* _Instruction_
Please write out the complete listing that follows, exactly as it reads.

[Dataset items]
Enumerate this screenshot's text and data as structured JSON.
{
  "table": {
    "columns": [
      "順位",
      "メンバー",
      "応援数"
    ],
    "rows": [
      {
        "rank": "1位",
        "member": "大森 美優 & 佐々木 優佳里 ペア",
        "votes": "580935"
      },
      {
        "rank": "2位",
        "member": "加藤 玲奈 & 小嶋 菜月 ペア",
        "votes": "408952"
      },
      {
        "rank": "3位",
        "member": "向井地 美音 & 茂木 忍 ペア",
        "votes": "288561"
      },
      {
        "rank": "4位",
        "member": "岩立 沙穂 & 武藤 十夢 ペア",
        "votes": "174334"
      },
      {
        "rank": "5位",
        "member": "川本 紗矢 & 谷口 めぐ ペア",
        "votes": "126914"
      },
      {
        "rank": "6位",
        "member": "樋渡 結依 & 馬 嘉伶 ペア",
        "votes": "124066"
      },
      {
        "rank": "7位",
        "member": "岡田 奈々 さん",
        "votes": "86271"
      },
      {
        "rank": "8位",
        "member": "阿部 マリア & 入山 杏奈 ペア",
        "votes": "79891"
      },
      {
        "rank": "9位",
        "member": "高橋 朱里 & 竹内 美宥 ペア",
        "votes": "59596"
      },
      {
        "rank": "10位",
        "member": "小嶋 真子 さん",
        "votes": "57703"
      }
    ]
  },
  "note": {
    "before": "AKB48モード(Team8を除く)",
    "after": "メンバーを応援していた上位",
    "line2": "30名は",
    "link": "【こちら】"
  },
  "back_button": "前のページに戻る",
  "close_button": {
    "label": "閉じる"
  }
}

* _Result_
Enumerate this screenshot's text and data as structured JSON.
{
  "table": {
    "columns": [
      "順位",
      "メンバー",
      "応援数"
    ],
    "rows": [
      {
        "rank": "1位",
        "member": "大森 美優 & 佐々木 優佳里 ペア",
        "votes": "580935"
      },
      {
        "rank": "2位",
        "member": "加藤 玲奈 & 小嶋 菜月 ペア",
        "votes": "408952"
      },
      {
        "rank": "3位",
        "member": "向井地 美音 & 茂木 忍 ペア",
        "votes": "288561"
      },
      {
        "rank": "4位",
        "member": "岩立 沙穂 & 武藤 十夢 ペア",
        "votes": "174334"
      },
      {
        "rank": "5位",
        "member": "川本 紗矢 & 谷口 めぐ ペア",
        "votes": "126914"
      },
      {
        "rank": "6位",
        "member": "樋渡 結依 & 馬 嘉伶 ペア",
        "votes": "124066"
      },
      {
        "rank": "7位",
        "member": "岡田 奈々 さん",
        "votes": "86271"
      },
      {
        "rank": "8位",
        "member": "阿部 マリア & 入山 杏奈 ペア",
        "votes": "79891"
      },
      {
        "rank": "9位",
        "member": "高橋 朱里 & 竹内 美宥 ペア",
        "votes": "59596"
      },
      {
        "rank": "10位",
        "member": "小嶋 真子 さん",
        "votes": "57703"
      }
    ]
  },
  "note": {
    "before": "AKB48モード(Team8を除く)",
    "after": "メンバーを応援していた上位",
    "line2": "30名は",
    "link": "【こちら】"
  },
  "back_button": "前のページに戻る",
  "close_button": {
    "label": "閉じる"
  }
}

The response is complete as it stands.